[start]
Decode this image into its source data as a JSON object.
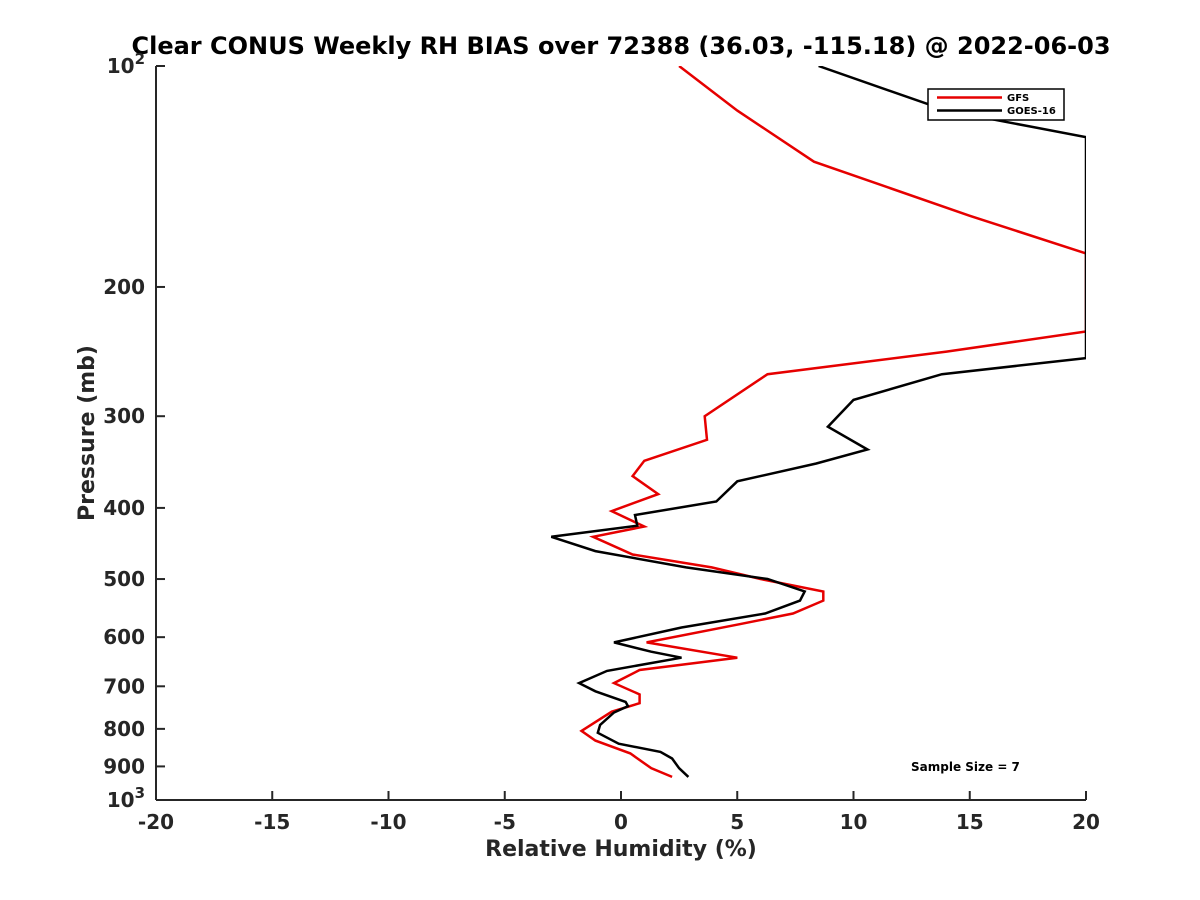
{
  "chart_data": {
    "type": "line",
    "title": "Clear CONUS Weekly RH BIAS over 72388 (36.03, -115.18) @ 2022-06-03",
    "xlabel": "Relative Humidity (%)",
    "ylabel": "Pressure (mb)",
    "xlim": [
      -20,
      20
    ],
    "ylim": [
      100,
      1000
    ],
    "y_scale": "log",
    "y_reversed": true,
    "x_ticks": [
      "-20",
      "-15",
      "-10",
      "-5",
      "0",
      "5",
      "10",
      "15",
      "20"
    ],
    "x_tick_values": [
      -20,
      -15,
      -10,
      -5,
      0,
      5,
      10,
      15,
      20
    ],
    "y_ticks": [
      {
        "value": 100,
        "label": "10",
        "sup": "2"
      },
      {
        "value": 200,
        "label": "200",
        "sup": ""
      },
      {
        "value": 300,
        "label": "300",
        "sup": ""
      },
      {
        "value": 400,
        "label": "400",
        "sup": ""
      },
      {
        "value": 500,
        "label": "500",
        "sup": ""
      },
      {
        "value": 600,
        "label": "600",
        "sup": ""
      },
      {
        "value": 700,
        "label": "700",
        "sup": ""
      },
      {
        "value": 800,
        "label": "800",
        "sup": ""
      },
      {
        "value": 900,
        "label": "900",
        "sup": ""
      },
      {
        "value": 1000,
        "label": "10",
        "sup": "3"
      }
    ],
    "grid": false,
    "legend_position": "top-right",
    "series": [
      {
        "name": "GFS",
        "color": "#e60000",
        "points": [
          [
            2.5,
            100
          ],
          [
            5.0,
            115
          ],
          [
            8.3,
            135
          ],
          [
            15.0,
            160
          ],
          [
            20.0,
            180
          ],
          [
            20.0,
            230
          ],
          [
            14.0,
            245
          ],
          [
            6.3,
            263
          ],
          [
            3.6,
            300
          ],
          [
            3.7,
            323
          ],
          [
            1.0,
            345
          ],
          [
            0.5,
            362
          ],
          [
            1.6,
            383
          ],
          [
            -0.4,
            404
          ],
          [
            1.0,
            424
          ],
          [
            -1.2,
            438
          ],
          [
            0.5,
            463
          ],
          [
            3.9,
            482
          ],
          [
            6.0,
            500
          ],
          [
            8.7,
            520
          ],
          [
            8.7,
            535
          ],
          [
            7.4,
            557
          ],
          [
            5.1,
            576
          ],
          [
            1.1,
            610
          ],
          [
            5.0,
            640
          ],
          [
            0.8,
            665
          ],
          [
            -0.3,
            693
          ],
          [
            0.8,
            718
          ],
          [
            0.8,
            738
          ],
          [
            -0.4,
            758
          ],
          [
            -1.7,
            805
          ],
          [
            -1.1,
            830
          ],
          [
            0.4,
            864
          ],
          [
            1.3,
            905
          ],
          [
            2.2,
            930
          ]
        ]
      },
      {
        "name": "GOES-16",
        "color": "#000000",
        "points": [
          [
            8.5,
            100
          ],
          [
            14.0,
            115
          ],
          [
            20.0,
            125
          ],
          [
            20.0,
            250
          ],
          [
            13.8,
            263
          ],
          [
            10.0,
            285
          ],
          [
            8.9,
            310
          ],
          [
            10.6,
            333
          ],
          [
            8.4,
            348
          ],
          [
            5.0,
            368
          ],
          [
            4.1,
            392
          ],
          [
            0.6,
            409
          ],
          [
            0.7,
            423
          ],
          [
            -3.0,
            438
          ],
          [
            -1.1,
            458
          ],
          [
            2.8,
            482
          ],
          [
            6.3,
            500
          ],
          [
            7.9,
            520
          ],
          [
            7.7,
            535
          ],
          [
            6.2,
            557
          ],
          [
            2.6,
            582
          ],
          [
            -0.3,
            610
          ],
          [
            1.3,
            628
          ],
          [
            2.6,
            640
          ],
          [
            -0.6,
            667
          ],
          [
            -1.8,
            693
          ],
          [
            -1.1,
            711
          ],
          [
            0.2,
            735
          ],
          [
            0.3,
            745
          ],
          [
            -0.3,
            760
          ],
          [
            -0.9,
            790
          ],
          [
            -1.0,
            810
          ],
          [
            -0.1,
            838
          ],
          [
            1.7,
            860
          ],
          [
            2.2,
            878
          ],
          [
            2.5,
            905
          ],
          [
            2.9,
            930
          ]
        ]
      }
    ],
    "annotation": "Sample Size = 7"
  }
}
[end]
TASK INSTRUCTIONS: Apart from the pictures, the entries above are to be repeated in full and exactly.

SOLUTION FOR THIS EXERCISE:
Decode this image into its source data as a JSON object.
{
  "chart_data": {
    "type": "line",
    "title": "Clear CONUS Weekly RH BIAS over 72388 (36.03, -115.18) @ 2022-06-03",
    "xlabel": "Relative Humidity (%)",
    "ylabel": "Pressure (mb)",
    "xlim": [
      -20,
      20
    ],
    "ylim": [
      100,
      1000
    ],
    "y_scale": "log",
    "y_reversed": true,
    "x_ticks": [
      "-20",
      "-15",
      "-10",
      "-5",
      "0",
      "5",
      "10",
      "15",
      "20"
    ],
    "x_tick_values": [
      -20,
      -15,
      -10,
      -5,
      0,
      5,
      10,
      15,
      20
    ],
    "y_ticks": [
      {
        "value": 100,
        "label": "10",
        "sup": "2"
      },
      {
        "value": 200,
        "label": "200",
        "sup": ""
      },
      {
        "value": 300,
        "label": "300",
        "sup": ""
      },
      {
        "value": 400,
        "label": "400",
        "sup": ""
      },
      {
        "value": 500,
        "label": "500",
        "sup": ""
      },
      {
        "value": 600,
        "label": "600",
        "sup": ""
      },
      {
        "value": 700,
        "label": "700",
        "sup": ""
      },
      {
        "value": 800,
        "label": "800",
        "sup": ""
      },
      {
        "value": 900,
        "label": "900",
        "sup": ""
      },
      {
        "value": 1000,
        "label": "10",
        "sup": "3"
      }
    ],
    "grid": false,
    "legend_position": "top-right",
    "series": [
      {
        "name": "GFS",
        "color": "#e60000",
        "points": [
          [
            2.5,
            100
          ],
          [
            5.0,
            115
          ],
          [
            8.3,
            135
          ],
          [
            15.0,
            160
          ],
          [
            20.0,
            180
          ],
          [
            20.0,
            230
          ],
          [
            14.0,
            245
          ],
          [
            6.3,
            263
          ],
          [
            3.6,
            300
          ],
          [
            3.7,
            323
          ],
          [
            1.0,
            345
          ],
          [
            0.5,
            362
          ],
          [
            1.6,
            383
          ],
          [
            -0.4,
            404
          ],
          [
            1.0,
            424
          ],
          [
            -1.2,
            438
          ],
          [
            0.5,
            463
          ],
          [
            3.9,
            482
          ],
          [
            6.0,
            500
          ],
          [
            8.7,
            520
          ],
          [
            8.7,
            535
          ],
          [
            7.4,
            557
          ],
          [
            5.1,
            576
          ],
          [
            1.1,
            610
          ],
          [
            5.0,
            640
          ],
          [
            0.8,
            665
          ],
          [
            -0.3,
            693
          ],
          [
            0.8,
            718
          ],
          [
            0.8,
            738
          ],
          [
            -0.4,
            758
          ],
          [
            -1.7,
            805
          ],
          [
            -1.1,
            830
          ],
          [
            0.4,
            864
          ],
          [
            1.3,
            905
          ],
          [
            2.2,
            930
          ]
        ]
      },
      {
        "name": "GOES-16",
        "color": "#000000",
        "points": [
          [
            8.5,
            100
          ],
          [
            14.0,
            115
          ],
          [
            20.0,
            125
          ],
          [
            20.0,
            250
          ],
          [
            13.8,
            263
          ],
          [
            10.0,
            285
          ],
          [
            8.9,
            310
          ],
          [
            10.6,
            333
          ],
          [
            8.4,
            348
          ],
          [
            5.0,
            368
          ],
          [
            4.1,
            392
          ],
          [
            0.6,
            409
          ],
          [
            0.7,
            423
          ],
          [
            -3.0,
            438
          ],
          [
            -1.1,
            458
          ],
          [
            2.8,
            482
          ],
          [
            6.3,
            500
          ],
          [
            7.9,
            520
          ],
          [
            7.7,
            535
          ],
          [
            6.2,
            557
          ],
          [
            2.6,
            582
          ],
          [
            -0.3,
            610
          ],
          [
            1.3,
            628
          ],
          [
            2.6,
            640
          ],
          [
            -0.6,
            667
          ],
          [
            -1.8,
            693
          ],
          [
            -1.1,
            711
          ],
          [
            0.2,
            735
          ],
          [
            0.3,
            745
          ],
          [
            -0.3,
            760
          ],
          [
            -0.9,
            790
          ],
          [
            -1.0,
            810
          ],
          [
            -0.1,
            838
          ],
          [
            1.7,
            860
          ],
          [
            2.2,
            878
          ],
          [
            2.5,
            905
          ],
          [
            2.9,
            930
          ]
        ]
      }
    ],
    "annotation": "Sample Size = 7"
  }
}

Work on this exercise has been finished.